___ Information supplied
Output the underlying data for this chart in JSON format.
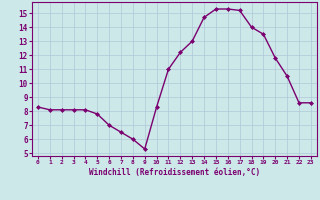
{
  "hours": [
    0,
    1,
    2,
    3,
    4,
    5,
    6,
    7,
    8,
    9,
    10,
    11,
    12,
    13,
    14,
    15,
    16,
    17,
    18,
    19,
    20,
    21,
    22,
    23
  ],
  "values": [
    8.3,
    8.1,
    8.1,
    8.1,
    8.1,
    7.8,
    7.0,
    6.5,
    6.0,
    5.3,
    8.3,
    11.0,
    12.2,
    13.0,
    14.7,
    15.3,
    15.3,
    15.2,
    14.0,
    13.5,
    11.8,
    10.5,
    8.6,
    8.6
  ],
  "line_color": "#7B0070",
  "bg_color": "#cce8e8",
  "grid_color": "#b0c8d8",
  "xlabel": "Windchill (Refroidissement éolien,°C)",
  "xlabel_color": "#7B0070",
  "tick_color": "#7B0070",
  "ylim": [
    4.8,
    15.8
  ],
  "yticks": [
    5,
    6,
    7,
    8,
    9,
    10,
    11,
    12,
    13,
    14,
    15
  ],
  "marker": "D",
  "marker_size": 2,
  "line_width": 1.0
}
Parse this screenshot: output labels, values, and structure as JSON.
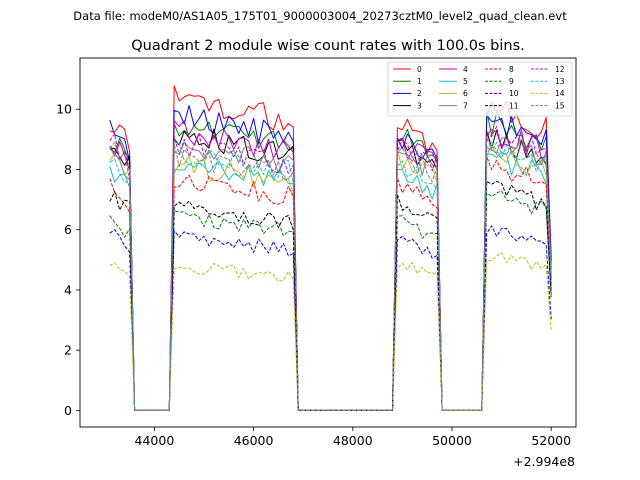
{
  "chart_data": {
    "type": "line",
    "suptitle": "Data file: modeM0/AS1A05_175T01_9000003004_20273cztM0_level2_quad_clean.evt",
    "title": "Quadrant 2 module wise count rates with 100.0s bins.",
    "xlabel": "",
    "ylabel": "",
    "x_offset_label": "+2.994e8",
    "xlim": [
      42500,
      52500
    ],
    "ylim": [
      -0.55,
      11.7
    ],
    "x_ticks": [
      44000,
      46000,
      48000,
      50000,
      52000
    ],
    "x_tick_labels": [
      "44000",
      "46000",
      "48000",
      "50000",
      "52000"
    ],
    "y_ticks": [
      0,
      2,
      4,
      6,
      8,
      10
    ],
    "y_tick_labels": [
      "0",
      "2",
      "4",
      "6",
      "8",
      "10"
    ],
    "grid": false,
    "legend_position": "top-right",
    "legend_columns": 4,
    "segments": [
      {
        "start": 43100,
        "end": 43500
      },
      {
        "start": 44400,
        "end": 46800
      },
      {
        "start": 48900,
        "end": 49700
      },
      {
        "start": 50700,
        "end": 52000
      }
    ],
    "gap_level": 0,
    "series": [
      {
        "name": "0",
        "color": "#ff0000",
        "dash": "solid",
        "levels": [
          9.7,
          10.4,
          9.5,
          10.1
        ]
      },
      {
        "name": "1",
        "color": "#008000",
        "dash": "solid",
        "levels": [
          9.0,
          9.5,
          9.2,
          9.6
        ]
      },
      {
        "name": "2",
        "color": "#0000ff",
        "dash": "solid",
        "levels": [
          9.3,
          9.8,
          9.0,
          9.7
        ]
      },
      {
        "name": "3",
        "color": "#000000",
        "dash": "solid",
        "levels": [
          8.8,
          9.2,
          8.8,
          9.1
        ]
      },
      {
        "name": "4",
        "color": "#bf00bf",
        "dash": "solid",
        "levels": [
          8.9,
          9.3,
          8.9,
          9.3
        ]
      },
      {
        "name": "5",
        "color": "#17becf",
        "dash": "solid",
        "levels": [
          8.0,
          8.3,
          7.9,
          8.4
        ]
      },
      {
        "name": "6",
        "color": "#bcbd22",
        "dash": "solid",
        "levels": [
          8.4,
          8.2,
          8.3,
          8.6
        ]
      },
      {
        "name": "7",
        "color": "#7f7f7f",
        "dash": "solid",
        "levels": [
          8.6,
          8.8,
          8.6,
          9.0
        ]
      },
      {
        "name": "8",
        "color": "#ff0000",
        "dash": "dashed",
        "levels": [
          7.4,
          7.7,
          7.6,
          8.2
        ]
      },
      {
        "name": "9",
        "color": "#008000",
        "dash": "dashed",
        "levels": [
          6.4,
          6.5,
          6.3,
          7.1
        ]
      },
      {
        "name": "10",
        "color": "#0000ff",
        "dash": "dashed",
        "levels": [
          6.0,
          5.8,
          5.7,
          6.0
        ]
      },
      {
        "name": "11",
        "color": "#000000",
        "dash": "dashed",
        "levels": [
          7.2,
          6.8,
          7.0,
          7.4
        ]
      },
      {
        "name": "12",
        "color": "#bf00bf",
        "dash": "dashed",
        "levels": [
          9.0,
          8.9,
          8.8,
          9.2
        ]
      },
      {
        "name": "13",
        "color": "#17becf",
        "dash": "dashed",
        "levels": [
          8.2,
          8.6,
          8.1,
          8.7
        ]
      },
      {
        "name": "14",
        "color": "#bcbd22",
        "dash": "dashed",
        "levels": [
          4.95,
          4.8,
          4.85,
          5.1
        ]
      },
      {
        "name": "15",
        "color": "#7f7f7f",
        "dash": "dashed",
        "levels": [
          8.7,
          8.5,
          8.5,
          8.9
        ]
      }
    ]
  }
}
______
Written exercise:
Copy all lines from the material that include "this".

Full answer:
Output the underlying data for this chart in JSON format.
Parse this screenshot: output labels, values, and structure as JSON.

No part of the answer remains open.